Task to carry out:
Lift out each line of the data that holds "Deployment".
#### Information supplied
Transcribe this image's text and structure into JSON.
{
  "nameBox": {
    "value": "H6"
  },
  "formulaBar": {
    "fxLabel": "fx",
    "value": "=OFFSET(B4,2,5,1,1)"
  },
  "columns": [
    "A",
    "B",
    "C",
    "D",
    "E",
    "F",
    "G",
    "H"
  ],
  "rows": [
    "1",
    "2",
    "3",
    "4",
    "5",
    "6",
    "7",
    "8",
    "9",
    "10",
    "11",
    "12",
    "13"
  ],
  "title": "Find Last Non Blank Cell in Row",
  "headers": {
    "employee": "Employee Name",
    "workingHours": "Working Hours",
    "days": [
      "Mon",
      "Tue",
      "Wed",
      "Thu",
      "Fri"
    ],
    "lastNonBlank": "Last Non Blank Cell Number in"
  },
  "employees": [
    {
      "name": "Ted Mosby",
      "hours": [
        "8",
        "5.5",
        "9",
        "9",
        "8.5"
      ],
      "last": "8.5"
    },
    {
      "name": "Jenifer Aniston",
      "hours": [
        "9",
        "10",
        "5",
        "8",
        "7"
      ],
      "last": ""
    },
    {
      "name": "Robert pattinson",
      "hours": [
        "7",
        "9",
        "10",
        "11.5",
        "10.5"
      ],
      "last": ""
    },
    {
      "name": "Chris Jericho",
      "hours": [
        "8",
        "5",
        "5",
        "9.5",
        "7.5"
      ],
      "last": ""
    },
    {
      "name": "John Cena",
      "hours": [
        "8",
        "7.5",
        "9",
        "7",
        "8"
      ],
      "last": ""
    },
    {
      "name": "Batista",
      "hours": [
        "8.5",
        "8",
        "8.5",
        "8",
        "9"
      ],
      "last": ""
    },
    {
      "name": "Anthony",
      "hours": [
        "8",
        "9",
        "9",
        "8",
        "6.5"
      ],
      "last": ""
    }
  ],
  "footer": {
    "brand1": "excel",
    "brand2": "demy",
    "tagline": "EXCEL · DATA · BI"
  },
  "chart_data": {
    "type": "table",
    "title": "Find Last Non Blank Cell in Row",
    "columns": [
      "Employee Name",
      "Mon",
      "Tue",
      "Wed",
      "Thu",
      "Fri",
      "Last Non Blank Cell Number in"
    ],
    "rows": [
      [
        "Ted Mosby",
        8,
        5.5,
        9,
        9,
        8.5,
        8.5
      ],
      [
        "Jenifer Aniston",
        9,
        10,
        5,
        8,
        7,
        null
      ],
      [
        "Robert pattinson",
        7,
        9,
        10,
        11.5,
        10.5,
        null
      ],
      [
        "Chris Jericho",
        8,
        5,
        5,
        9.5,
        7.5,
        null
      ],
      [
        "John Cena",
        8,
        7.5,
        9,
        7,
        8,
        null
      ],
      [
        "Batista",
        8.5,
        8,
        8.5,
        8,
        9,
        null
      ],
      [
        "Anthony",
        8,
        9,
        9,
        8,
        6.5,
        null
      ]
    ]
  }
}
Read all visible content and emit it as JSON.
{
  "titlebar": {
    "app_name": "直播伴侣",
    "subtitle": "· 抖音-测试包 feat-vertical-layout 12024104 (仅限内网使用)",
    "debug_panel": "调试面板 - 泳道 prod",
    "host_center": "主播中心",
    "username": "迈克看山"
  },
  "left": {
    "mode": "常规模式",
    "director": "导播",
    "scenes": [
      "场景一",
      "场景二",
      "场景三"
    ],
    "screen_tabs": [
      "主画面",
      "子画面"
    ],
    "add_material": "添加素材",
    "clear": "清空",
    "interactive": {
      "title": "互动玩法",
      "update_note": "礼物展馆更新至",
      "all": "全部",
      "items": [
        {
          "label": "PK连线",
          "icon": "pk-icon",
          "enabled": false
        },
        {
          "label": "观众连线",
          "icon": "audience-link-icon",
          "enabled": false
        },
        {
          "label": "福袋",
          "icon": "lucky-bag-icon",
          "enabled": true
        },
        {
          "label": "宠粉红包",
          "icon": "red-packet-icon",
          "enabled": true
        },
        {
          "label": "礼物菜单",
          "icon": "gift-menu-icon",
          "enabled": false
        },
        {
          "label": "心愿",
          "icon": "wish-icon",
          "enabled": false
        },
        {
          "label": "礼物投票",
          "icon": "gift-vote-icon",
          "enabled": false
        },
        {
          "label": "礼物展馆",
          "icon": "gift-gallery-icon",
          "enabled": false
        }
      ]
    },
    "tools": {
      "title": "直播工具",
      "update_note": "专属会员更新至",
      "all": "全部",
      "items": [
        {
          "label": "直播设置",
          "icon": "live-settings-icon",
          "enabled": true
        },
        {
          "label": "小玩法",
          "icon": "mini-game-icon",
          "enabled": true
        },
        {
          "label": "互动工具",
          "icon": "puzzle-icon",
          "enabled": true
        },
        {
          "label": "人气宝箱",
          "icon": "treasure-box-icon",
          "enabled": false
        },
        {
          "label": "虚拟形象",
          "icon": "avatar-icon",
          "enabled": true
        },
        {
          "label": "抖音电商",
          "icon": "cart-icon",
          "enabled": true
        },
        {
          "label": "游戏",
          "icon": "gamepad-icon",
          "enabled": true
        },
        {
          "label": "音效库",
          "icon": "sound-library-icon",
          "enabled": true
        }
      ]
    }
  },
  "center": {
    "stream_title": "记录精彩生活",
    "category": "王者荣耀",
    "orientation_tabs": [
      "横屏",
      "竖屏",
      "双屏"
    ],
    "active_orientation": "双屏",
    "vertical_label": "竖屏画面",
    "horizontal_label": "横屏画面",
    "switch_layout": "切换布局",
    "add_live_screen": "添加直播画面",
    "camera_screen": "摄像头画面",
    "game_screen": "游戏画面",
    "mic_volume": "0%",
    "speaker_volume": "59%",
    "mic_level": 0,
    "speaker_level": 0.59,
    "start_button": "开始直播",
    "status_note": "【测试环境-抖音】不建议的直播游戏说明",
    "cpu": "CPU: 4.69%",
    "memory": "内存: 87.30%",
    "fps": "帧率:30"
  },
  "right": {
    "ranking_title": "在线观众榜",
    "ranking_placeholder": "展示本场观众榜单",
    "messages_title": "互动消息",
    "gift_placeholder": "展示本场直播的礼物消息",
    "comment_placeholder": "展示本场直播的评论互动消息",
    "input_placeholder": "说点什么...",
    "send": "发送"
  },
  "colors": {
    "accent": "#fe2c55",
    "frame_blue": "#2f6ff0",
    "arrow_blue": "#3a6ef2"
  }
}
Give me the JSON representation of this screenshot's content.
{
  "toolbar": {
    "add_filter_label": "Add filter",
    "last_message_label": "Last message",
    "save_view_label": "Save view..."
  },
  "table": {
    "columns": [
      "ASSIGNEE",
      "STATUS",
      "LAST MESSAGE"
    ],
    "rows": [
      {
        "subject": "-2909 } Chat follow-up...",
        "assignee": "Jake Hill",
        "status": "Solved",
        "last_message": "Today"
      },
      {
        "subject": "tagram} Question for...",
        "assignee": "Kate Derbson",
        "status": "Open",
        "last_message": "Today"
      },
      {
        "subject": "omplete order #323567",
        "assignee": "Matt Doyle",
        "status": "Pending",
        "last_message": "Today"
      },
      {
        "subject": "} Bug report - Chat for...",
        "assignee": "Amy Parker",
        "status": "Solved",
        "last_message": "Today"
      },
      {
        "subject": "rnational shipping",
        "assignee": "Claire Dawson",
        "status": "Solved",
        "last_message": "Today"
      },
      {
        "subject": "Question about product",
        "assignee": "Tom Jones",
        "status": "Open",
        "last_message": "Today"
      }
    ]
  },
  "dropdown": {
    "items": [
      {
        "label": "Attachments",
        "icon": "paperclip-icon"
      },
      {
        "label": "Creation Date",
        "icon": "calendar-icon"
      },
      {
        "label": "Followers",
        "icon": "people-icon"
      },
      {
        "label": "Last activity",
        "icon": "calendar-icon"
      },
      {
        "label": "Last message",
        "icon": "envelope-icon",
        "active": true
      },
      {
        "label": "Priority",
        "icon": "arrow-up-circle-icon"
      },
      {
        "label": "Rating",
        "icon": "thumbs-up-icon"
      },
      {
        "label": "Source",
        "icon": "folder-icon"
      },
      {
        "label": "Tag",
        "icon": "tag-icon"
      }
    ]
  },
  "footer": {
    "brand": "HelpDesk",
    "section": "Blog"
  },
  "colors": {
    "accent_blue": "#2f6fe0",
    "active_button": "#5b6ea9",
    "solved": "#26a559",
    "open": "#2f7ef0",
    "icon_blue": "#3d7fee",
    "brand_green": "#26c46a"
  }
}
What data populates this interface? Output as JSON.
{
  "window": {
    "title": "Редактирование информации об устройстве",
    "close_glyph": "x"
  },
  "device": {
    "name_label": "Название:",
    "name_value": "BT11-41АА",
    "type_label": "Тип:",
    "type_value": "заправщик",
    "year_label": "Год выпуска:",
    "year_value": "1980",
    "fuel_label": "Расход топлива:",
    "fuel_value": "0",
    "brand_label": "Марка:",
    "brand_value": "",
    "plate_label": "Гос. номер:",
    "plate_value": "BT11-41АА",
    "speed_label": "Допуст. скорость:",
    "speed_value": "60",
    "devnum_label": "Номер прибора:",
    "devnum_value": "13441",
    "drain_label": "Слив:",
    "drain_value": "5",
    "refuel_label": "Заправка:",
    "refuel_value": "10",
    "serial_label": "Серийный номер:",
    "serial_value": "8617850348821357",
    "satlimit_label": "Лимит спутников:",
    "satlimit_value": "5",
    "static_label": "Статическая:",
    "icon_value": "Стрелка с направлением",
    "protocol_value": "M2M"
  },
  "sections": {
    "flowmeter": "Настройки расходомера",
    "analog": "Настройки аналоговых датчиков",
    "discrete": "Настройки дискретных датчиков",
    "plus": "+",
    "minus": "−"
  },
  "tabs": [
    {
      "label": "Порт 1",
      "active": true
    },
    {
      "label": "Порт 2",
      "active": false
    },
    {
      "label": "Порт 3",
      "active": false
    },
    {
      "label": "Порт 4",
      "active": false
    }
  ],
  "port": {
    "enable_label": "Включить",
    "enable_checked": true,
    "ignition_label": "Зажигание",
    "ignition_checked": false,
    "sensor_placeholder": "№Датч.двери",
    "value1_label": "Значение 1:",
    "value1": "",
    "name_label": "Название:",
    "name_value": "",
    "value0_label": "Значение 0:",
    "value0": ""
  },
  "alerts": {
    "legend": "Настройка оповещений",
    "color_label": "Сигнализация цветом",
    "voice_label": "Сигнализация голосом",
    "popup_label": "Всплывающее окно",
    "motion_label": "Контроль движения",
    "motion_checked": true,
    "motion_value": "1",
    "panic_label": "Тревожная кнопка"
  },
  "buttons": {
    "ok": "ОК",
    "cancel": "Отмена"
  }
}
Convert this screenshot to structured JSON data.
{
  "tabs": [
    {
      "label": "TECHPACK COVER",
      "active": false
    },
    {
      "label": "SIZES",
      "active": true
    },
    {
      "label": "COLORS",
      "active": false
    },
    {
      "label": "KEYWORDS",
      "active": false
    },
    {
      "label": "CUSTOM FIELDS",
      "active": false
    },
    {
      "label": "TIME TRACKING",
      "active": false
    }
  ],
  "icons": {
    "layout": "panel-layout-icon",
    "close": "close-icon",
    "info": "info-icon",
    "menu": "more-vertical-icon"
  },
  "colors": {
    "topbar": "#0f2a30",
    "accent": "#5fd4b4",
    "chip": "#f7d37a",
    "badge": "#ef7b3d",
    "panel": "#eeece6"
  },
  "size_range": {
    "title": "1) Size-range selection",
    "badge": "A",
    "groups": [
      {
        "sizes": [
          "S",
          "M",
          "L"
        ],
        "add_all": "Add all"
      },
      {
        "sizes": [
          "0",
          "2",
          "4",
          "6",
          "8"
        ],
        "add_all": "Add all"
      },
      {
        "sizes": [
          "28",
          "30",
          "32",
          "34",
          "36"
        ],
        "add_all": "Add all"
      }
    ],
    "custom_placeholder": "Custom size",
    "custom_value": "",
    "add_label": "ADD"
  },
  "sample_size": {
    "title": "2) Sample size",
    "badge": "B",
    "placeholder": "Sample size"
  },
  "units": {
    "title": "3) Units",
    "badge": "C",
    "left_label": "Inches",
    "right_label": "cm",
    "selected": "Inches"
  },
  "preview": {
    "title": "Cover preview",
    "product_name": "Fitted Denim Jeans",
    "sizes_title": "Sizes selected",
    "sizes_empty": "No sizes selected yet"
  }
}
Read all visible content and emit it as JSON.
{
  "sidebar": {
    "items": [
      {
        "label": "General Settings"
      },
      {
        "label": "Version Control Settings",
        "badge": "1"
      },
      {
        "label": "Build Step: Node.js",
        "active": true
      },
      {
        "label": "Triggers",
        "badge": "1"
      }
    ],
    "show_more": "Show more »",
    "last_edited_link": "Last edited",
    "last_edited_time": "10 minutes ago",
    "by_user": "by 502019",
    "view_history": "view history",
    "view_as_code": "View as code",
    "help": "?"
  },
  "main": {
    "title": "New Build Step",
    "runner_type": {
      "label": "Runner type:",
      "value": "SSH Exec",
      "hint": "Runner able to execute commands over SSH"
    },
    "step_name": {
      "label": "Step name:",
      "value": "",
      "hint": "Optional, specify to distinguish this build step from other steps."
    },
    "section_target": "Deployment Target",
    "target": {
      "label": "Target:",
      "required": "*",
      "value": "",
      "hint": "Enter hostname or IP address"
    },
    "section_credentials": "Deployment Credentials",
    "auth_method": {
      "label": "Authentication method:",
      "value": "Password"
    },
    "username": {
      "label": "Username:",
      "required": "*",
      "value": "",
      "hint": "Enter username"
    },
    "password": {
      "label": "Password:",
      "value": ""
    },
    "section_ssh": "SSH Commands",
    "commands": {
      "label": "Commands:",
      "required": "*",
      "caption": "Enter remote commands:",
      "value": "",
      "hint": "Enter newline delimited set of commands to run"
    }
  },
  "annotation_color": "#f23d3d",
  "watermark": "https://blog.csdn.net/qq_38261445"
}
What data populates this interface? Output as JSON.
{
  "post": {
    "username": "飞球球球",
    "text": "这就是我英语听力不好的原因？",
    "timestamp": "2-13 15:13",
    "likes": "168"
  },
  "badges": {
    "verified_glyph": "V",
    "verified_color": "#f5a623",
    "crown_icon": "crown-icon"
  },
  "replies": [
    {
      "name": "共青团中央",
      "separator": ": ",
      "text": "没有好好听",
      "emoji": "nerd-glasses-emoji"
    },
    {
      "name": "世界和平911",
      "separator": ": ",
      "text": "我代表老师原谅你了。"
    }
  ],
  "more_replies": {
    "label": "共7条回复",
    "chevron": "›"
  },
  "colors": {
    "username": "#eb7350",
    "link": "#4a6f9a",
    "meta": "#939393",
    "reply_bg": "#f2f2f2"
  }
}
########
Response below:
    "section_target": "Deployment Target",
    "section_credentials": "Deployment Credentials",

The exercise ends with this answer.